**Questions d'étude**.
**a)** Dans l'article sur le signalement des contenus pédopornographiques, transformez en liste à puces le paragraphe qui commence par « Pour avertir les autorités compétentes ». Conservez-en les informations essentielles.
**b)** Rédigez la suite de l'article sur le signalement des contenus pédopornographiques en ligne, en reprenant après sa dernière phrase.

**Texte du document**.
== == ==

Témoin de contenus pédopornographiques sur internet : comment agir ?

Près de 700 sites ont été bloqués par la police entre mars 2017 et février 2018, d’après le dernier rapport de la Commission nationale de l’informatique et des libertés (CNIL). Pour lutter contre ce fléau, les internautes sont des acteurs décisifs.

Sur Internet, la traque à la pornographie infantile s’accélère. Quelque 680 sites internet ont été bloqués par les autorités en raison de leur caractère pédopornographique entre mars 2017 et février 2018, révèle le rapport de la Commission nationale de l’informatique et des libertés (CNIL) publié ce 30 mai. Ils représentent 89% du total des sites internet bloqués par la police sur la période.

Les forces de l’ordre ont examiné 2371 sites internet, à la suite de signalements d’internautes pour pédopornographie.

Des signalements qui n’ont pas valeur de plainte

Pour avertir les autorités compétentes d’un contenu ou de comportement illicite – notamment pédopornographique – il suffit de se rendre sur la plateforme de signalement en ligne Pharos. Cette plateforme est gérée par l’Office central de lutte contre la criminalité liée aux technologies de l’information et de la communication (OCLCTIC) qui compte une vingtaine de policiers. Le signalement peut aussi bien concerner des sites internet, blogs, forums que des propos tenus par un utilisateur. En cinq étapes, l’internaute doit préciser la nature du contenu et l’URL du site. Il peut même fournir le pseudo de la personne qu’il souhaite dénoncer. Ces signalements n’ont pas valeur de plainte ou d’enquête. Ce sont seulement des informations portées à la connaissance de la police.

== == ==

**Informations présentées**.

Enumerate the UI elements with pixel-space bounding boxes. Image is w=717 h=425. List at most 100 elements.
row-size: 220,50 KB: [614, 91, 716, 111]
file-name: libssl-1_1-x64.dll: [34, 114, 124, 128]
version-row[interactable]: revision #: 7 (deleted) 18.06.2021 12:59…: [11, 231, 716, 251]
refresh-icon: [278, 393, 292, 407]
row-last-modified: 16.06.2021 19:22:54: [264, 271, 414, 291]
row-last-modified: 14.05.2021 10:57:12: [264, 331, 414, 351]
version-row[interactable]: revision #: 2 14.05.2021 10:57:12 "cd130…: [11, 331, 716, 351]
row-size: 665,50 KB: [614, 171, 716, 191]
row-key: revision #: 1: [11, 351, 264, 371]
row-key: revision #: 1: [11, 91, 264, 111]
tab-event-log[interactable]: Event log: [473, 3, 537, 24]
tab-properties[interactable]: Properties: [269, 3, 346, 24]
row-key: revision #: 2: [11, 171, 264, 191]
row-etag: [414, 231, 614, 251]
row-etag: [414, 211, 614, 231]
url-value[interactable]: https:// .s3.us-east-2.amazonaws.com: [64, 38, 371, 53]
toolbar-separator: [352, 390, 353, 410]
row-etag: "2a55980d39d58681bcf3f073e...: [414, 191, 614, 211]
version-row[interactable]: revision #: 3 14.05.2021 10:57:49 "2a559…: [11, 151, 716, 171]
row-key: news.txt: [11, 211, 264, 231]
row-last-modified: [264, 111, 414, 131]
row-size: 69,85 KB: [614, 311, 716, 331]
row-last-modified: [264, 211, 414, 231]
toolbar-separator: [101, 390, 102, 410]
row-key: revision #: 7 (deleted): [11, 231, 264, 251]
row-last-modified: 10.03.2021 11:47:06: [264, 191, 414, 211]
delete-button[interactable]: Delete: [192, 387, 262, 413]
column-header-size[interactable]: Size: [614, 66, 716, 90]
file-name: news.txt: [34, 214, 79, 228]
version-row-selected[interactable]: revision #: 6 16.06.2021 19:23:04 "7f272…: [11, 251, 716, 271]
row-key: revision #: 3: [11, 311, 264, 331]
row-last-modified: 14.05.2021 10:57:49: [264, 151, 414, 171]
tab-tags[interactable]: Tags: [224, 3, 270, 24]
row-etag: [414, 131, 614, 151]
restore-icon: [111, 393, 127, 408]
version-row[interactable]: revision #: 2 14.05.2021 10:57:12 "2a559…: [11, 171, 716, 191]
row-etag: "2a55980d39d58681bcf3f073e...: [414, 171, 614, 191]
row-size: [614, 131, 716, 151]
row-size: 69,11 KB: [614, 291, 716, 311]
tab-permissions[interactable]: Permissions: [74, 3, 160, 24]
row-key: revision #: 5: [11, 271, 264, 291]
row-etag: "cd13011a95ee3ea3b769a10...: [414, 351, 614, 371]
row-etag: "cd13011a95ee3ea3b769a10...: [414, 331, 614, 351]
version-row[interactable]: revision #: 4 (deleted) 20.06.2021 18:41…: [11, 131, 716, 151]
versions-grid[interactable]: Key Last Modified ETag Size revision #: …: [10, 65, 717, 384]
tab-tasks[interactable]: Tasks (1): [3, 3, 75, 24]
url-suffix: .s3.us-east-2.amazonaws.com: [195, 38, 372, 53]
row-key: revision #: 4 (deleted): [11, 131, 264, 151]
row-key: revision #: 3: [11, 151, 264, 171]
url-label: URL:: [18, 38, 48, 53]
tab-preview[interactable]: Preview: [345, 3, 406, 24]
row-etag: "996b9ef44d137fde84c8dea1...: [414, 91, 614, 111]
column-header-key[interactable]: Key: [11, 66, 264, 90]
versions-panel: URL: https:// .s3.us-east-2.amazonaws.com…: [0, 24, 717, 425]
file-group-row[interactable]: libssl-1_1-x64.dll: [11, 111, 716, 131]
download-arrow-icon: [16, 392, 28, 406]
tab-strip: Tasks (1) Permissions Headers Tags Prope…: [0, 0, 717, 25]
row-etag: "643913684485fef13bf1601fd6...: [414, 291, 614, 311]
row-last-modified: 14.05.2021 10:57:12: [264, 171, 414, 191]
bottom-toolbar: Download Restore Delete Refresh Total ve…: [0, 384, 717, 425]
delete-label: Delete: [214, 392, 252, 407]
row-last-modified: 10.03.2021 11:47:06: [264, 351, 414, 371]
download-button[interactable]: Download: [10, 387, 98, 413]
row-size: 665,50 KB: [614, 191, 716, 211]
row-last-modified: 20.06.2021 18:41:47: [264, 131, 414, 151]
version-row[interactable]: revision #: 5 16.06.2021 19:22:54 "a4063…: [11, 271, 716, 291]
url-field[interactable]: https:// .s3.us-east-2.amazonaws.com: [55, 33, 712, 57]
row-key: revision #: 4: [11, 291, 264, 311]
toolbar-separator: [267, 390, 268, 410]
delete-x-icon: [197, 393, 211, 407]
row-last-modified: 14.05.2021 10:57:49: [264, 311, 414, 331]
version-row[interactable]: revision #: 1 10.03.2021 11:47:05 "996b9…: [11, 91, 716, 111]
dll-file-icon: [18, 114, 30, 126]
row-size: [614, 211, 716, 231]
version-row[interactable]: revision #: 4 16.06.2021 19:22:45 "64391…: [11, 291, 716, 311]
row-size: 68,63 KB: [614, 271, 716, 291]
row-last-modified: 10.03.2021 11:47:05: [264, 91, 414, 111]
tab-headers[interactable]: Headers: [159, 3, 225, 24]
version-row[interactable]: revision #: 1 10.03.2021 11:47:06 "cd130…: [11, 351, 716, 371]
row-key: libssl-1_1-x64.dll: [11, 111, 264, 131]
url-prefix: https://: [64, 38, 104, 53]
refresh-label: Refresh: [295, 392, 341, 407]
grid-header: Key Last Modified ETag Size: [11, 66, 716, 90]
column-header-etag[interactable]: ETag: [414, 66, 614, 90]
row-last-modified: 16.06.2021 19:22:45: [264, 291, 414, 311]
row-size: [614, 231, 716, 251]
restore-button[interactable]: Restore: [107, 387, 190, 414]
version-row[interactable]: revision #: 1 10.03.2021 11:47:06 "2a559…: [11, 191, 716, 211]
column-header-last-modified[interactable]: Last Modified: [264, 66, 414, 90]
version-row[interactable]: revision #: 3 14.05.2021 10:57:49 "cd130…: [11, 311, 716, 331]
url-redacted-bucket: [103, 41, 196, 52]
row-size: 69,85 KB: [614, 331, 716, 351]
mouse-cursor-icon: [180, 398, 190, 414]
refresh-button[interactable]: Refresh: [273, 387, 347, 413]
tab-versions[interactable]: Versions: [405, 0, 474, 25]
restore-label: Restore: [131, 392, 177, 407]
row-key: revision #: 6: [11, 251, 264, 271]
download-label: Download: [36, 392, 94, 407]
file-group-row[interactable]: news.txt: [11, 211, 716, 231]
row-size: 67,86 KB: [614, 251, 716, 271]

== == ==

**Réponses par exercice**.
**a)**
- Pour signaler un contenu ou un comportement illicite, notamment pédopornographique, il suffit d'utiliser la plateforme en ligne Pharos.
- Pharos est gérée par l'OCLCTIC, qui compte une vingtaine de policiers.
- Le signalement peut viser des sites internet, des blogs, des forums ou des propos tenus par un utilisateur.
- En cinq étapes, l'internaute précise la nature du contenu et l'URL du site, et peut fournir le pseudo de la personne dénoncée.
- Le signalement n'a valeur ni de plainte ni d'enquête : il porte seulement des informations à la connaissance de la police.

**b)**
En tant qu’internaute, il ne faut pas chercher à sauvegarder des preuves du délit : l’enregistrement de documents pédophiles constitue un délit.

Les policiers, après avoir repéré les contenus pédopornographiques, sollicitent les responsables du site pour demander la suppression du contenu incriminé. S’ils ne reçoivent pas de réponse, ils peuvent ordonner aux fournisseurs d’accès à Internet de le bloquer, et aux moteurs de recherche comme Google de le faire disparaître de leurs résultats.

Les fournisseurs d’accès luttent aussi

Pour lutter contre les contenus illicites, l’Association française des prestataires de l’internet (AFPI) dispose aussi de son propre outil de signalement. Cette association professionnelle représente les principales entreprises ayant une activité de fournisseur d’accès à internet, de fournisseur de service en ligne, ou d’hébergeur. Parmi elles, on trouve Google, Facebook et Microsoft. “Point de Contact” transmet les URLs qui lui sont signalés aux hébergeurs concernés et à la plateforme de l’État, Pharos.

“Point de Contact” a permis la suppression de 91% des contenus pédopornographiques qui lui ont été signalés en 2016, soit 6675 URLs, d’après son dernier bilan.